Extracted records:
---
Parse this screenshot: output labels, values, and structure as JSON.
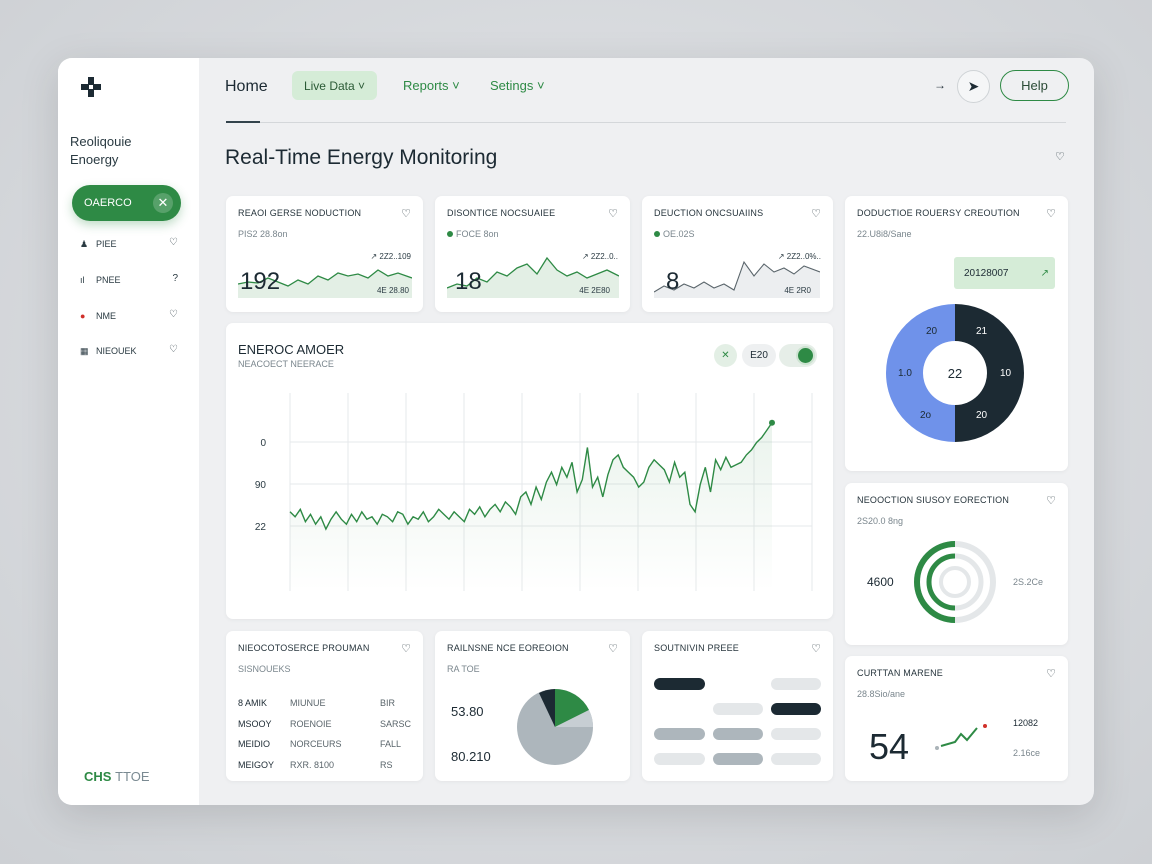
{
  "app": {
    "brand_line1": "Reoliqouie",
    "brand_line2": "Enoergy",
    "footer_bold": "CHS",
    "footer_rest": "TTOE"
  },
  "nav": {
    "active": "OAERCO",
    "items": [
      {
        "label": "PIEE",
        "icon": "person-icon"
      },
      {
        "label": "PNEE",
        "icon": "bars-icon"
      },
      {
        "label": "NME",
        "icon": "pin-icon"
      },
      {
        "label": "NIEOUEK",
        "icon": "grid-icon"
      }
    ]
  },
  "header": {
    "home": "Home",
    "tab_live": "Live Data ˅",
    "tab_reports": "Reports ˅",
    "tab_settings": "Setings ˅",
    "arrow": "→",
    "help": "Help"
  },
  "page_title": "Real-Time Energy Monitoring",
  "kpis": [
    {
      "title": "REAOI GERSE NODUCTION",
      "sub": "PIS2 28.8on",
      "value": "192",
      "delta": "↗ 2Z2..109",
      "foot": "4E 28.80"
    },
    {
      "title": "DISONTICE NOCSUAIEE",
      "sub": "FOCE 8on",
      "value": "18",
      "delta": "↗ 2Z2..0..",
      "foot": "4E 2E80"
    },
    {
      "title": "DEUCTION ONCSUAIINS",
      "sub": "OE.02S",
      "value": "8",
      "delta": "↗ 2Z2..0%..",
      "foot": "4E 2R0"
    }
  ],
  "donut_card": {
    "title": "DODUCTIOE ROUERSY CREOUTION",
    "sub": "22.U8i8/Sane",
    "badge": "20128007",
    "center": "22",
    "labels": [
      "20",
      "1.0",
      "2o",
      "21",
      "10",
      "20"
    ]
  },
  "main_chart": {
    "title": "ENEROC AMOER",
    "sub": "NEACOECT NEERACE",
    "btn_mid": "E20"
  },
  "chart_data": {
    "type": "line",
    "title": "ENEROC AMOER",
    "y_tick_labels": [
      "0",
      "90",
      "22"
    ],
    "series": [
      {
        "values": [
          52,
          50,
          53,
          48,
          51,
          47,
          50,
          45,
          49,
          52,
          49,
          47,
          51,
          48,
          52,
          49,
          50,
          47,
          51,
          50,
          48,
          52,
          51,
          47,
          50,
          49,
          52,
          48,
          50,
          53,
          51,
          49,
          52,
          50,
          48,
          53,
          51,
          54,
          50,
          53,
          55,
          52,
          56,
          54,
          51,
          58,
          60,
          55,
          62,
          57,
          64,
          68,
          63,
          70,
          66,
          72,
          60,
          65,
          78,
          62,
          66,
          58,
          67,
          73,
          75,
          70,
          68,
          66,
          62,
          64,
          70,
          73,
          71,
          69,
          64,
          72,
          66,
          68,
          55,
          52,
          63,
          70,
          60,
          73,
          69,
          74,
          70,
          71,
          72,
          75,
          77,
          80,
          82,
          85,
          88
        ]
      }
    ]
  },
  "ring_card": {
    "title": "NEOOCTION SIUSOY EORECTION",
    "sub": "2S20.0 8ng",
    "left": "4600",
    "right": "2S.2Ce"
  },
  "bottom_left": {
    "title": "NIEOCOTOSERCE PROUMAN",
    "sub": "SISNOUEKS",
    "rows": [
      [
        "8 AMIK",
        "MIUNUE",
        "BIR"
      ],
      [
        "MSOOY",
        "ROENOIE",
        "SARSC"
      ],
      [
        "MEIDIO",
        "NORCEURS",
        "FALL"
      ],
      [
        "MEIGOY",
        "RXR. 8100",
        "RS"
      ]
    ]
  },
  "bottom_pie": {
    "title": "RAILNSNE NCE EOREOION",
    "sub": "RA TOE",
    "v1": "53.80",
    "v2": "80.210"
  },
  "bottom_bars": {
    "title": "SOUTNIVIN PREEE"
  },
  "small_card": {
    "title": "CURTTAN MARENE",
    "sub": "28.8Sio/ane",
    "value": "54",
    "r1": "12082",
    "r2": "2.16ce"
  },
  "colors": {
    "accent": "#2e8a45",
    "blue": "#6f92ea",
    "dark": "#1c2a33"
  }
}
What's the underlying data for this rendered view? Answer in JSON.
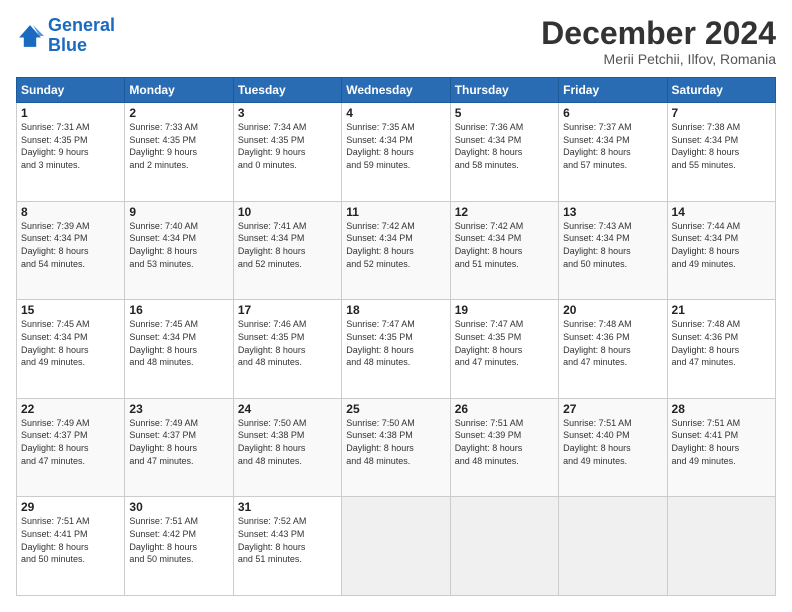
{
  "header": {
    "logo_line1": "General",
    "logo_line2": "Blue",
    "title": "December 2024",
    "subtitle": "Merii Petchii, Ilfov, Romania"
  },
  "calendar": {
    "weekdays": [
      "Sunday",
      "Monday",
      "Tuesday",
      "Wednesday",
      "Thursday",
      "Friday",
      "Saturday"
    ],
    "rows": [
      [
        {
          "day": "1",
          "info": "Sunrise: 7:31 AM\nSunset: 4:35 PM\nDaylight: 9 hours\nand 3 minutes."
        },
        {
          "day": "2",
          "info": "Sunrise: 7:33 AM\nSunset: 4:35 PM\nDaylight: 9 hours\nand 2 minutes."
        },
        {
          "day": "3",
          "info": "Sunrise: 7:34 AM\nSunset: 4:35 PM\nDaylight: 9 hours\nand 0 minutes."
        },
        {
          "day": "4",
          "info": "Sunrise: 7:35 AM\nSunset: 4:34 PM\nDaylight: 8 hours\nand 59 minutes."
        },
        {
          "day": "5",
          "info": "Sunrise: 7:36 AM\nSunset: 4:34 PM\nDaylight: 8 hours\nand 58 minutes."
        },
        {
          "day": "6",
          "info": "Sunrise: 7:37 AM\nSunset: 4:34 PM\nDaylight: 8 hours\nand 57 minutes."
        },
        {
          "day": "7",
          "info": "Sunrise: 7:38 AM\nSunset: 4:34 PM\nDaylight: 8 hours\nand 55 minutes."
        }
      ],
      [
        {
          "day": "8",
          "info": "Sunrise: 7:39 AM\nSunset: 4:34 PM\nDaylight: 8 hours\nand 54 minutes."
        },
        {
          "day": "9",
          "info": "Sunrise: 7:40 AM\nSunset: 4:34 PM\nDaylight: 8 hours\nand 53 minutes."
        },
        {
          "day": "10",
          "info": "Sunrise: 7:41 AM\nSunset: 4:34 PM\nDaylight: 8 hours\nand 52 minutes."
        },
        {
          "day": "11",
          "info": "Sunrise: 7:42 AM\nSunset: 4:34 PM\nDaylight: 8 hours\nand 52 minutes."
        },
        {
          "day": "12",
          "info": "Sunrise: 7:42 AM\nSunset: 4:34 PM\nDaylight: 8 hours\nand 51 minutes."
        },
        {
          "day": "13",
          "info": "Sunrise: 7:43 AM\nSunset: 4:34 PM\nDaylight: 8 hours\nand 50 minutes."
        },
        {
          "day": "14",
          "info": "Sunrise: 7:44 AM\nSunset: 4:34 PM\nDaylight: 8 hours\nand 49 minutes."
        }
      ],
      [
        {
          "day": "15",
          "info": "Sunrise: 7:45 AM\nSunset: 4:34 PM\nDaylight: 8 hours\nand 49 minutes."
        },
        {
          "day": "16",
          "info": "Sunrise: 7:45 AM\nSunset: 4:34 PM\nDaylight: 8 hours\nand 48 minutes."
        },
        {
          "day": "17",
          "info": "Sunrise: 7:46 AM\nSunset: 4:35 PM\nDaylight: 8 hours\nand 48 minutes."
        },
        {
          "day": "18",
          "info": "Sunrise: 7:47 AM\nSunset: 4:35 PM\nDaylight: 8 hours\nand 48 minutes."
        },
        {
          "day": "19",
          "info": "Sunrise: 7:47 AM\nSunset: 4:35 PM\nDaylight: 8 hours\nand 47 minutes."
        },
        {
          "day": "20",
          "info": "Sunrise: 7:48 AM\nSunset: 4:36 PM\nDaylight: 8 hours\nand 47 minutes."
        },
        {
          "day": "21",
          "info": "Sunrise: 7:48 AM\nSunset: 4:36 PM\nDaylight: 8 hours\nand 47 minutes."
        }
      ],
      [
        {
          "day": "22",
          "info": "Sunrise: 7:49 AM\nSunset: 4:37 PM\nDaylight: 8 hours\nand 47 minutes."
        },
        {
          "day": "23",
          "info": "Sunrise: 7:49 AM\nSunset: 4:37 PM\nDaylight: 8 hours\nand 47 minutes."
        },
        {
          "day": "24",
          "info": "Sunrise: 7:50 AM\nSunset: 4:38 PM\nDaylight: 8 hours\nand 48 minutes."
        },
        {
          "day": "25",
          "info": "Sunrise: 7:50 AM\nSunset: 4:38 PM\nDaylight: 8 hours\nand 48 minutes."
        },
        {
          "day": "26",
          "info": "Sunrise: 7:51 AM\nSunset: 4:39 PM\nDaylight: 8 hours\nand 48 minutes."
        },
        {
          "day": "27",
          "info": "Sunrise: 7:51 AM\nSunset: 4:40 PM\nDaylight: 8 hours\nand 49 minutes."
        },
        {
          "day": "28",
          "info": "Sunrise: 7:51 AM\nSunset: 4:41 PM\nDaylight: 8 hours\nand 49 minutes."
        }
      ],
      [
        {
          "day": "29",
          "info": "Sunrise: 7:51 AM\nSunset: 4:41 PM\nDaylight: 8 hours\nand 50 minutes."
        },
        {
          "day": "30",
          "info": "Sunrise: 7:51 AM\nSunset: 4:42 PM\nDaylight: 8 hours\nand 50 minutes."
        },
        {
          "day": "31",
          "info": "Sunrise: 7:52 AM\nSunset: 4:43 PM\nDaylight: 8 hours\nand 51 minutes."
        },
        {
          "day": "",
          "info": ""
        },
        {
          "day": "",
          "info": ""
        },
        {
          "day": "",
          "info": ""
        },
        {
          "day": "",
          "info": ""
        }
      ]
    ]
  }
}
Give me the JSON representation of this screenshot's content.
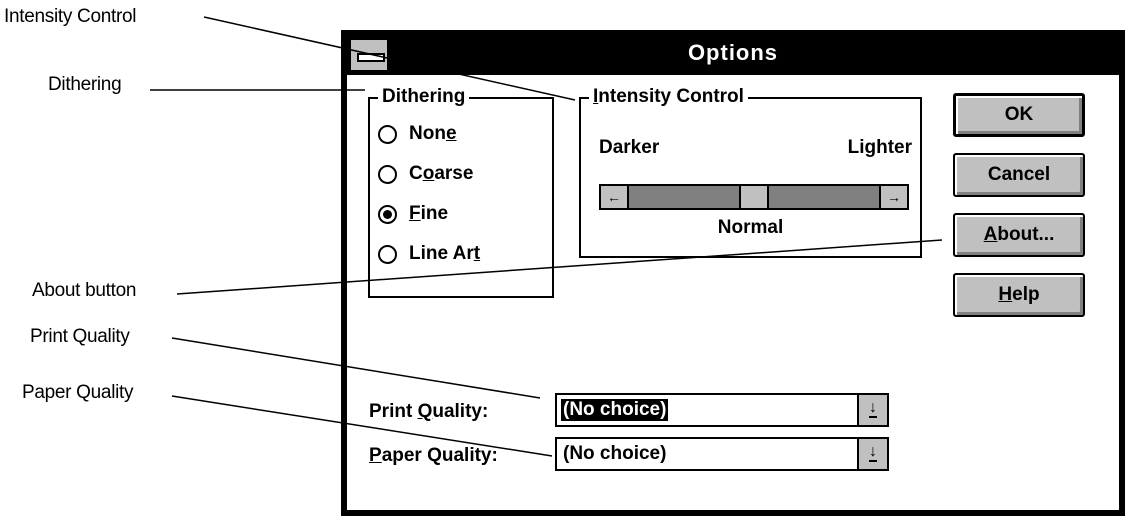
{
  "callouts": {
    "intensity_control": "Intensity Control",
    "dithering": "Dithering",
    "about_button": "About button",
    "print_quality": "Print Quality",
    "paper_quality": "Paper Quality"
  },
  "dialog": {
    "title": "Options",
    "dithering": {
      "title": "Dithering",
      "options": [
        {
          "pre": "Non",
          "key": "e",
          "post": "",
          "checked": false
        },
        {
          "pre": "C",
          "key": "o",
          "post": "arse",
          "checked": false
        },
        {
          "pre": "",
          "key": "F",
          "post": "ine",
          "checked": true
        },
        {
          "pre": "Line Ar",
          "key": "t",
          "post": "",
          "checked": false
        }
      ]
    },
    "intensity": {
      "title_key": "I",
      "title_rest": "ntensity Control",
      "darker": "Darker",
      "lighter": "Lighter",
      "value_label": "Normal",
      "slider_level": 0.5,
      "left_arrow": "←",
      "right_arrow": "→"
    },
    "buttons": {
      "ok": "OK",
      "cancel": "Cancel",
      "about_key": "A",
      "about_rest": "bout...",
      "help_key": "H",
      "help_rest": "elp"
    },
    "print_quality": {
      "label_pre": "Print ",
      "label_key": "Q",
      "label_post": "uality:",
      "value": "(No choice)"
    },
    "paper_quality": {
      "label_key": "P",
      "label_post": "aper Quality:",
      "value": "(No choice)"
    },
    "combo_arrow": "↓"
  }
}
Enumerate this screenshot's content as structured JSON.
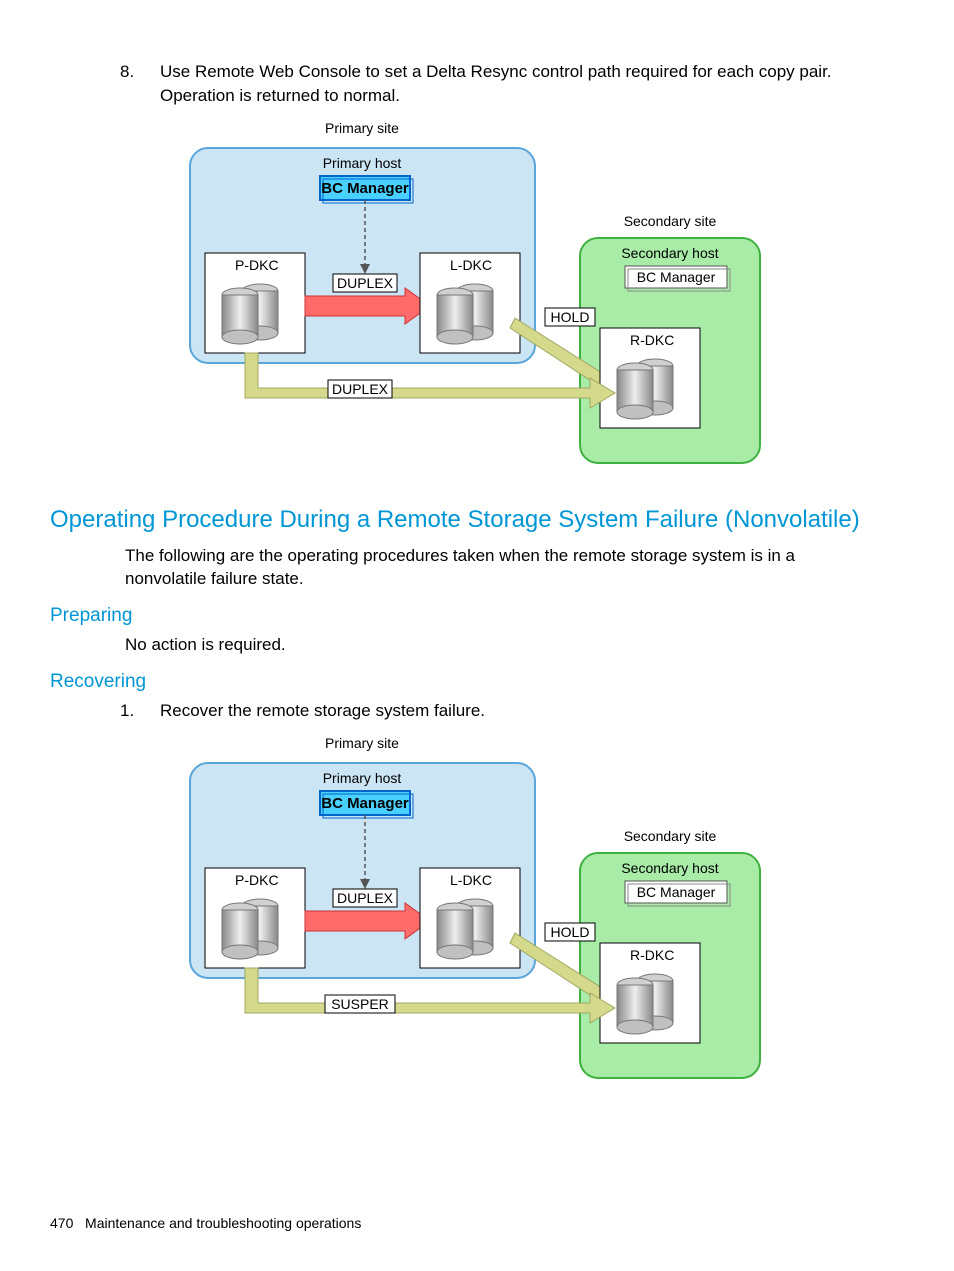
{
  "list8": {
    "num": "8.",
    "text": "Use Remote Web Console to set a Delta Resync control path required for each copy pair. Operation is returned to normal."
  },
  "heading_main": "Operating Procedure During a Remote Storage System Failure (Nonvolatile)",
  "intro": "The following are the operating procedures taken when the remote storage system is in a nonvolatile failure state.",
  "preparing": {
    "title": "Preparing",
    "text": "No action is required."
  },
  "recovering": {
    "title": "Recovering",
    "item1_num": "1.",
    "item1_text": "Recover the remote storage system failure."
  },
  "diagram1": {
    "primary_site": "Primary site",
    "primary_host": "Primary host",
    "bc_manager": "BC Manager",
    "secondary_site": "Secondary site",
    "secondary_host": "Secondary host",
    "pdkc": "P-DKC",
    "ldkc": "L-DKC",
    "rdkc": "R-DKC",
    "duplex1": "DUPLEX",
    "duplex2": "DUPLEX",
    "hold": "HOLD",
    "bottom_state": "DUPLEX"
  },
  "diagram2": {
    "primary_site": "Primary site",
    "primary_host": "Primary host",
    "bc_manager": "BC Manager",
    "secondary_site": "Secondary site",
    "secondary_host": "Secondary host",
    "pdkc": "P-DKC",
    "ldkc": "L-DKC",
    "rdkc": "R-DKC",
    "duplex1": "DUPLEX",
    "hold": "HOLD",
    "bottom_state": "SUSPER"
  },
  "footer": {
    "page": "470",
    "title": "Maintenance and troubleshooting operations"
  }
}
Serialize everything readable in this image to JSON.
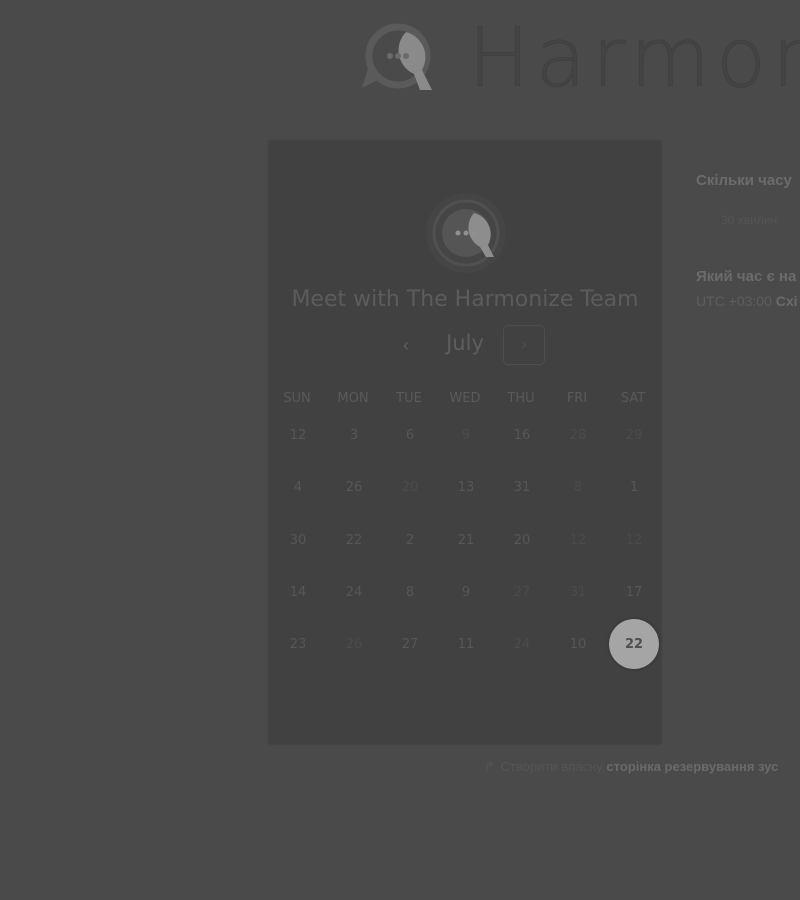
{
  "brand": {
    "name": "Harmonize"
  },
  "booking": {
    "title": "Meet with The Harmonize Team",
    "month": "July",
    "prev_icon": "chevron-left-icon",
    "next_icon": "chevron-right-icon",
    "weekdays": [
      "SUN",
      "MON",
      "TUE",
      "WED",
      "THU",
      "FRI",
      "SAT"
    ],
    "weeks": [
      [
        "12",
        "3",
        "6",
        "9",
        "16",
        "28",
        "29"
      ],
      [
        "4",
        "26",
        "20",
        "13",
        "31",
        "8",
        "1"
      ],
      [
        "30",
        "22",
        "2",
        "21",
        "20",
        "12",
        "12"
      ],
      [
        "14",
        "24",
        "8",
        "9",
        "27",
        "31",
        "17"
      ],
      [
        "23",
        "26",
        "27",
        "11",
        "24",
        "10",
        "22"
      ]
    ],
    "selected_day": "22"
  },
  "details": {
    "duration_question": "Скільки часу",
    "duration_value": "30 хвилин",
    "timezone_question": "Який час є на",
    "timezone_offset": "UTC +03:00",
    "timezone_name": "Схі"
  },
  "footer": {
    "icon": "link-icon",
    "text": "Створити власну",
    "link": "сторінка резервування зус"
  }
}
---
_WRITTEN INSTRUCTION_
Copy every line in the records above that contains the word "link".

_EXPECTED ANSWER_
    "icon": "link-icon",
    "link": "сторінка резервування зус"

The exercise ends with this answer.